* Source records:
== == ==

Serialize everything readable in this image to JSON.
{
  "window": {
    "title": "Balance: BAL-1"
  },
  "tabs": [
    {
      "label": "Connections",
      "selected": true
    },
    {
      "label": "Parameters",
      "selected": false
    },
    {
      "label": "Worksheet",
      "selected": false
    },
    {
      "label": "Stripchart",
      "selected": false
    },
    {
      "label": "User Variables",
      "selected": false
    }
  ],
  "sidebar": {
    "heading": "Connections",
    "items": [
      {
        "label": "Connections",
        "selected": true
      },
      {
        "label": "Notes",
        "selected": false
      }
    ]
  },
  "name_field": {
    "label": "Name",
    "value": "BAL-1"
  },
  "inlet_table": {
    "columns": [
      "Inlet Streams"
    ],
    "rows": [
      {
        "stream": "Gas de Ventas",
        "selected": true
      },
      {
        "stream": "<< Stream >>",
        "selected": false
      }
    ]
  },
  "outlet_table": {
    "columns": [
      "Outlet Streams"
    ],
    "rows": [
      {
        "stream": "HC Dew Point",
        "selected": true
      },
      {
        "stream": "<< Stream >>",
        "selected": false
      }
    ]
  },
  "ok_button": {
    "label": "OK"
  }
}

== == ==

* Exercise requirements: Quote every line of the data, word for word.

* Exercise answer:
Serialize everything readable in this image to JSON.
{
  "window": {
    "title": "Balance: BAL-1"
  },
  "tabs": [
    {
      "label": "Connections",
      "selected": true
    },
    {
      "label": "Parameters",
      "selected": false
    },
    {
      "label": "Worksheet",
      "selected": false
    },
    {
      "label": "Stripchart",
      "selected": false
    },
    {
      "label": "User Variables",
      "selected": false
    }
  ],
  "sidebar": {
    "heading": "Connections",
    "items": [
      {
        "label": "Connections",
        "selected": true
      },
      {
        "label": "Notes",
        "selected": false
      }
    ]
  },
  "name_field": {
    "label": "Name",
    "value": "BAL-1"
  },
  "inlet_table": {
    "columns": [
      "Inlet Streams"
    ],
    "rows": [
      {
        "stream": "Gas de Ventas",
        "selected": true
      },
      {
        "stream": "<< Stream >>",
        "selected": false
      }
    ]
  },
  "outlet_table": {
    "columns": [
      "Outlet Streams"
    ],
    "rows": [
      {
        "stream": "HC Dew Point",
        "selected": true
      },
      {
        "stream": "<< Stream >>",
        "selected": false
      }
    ]
  },
  "ok_button": {
    "label": "OK"
  }
}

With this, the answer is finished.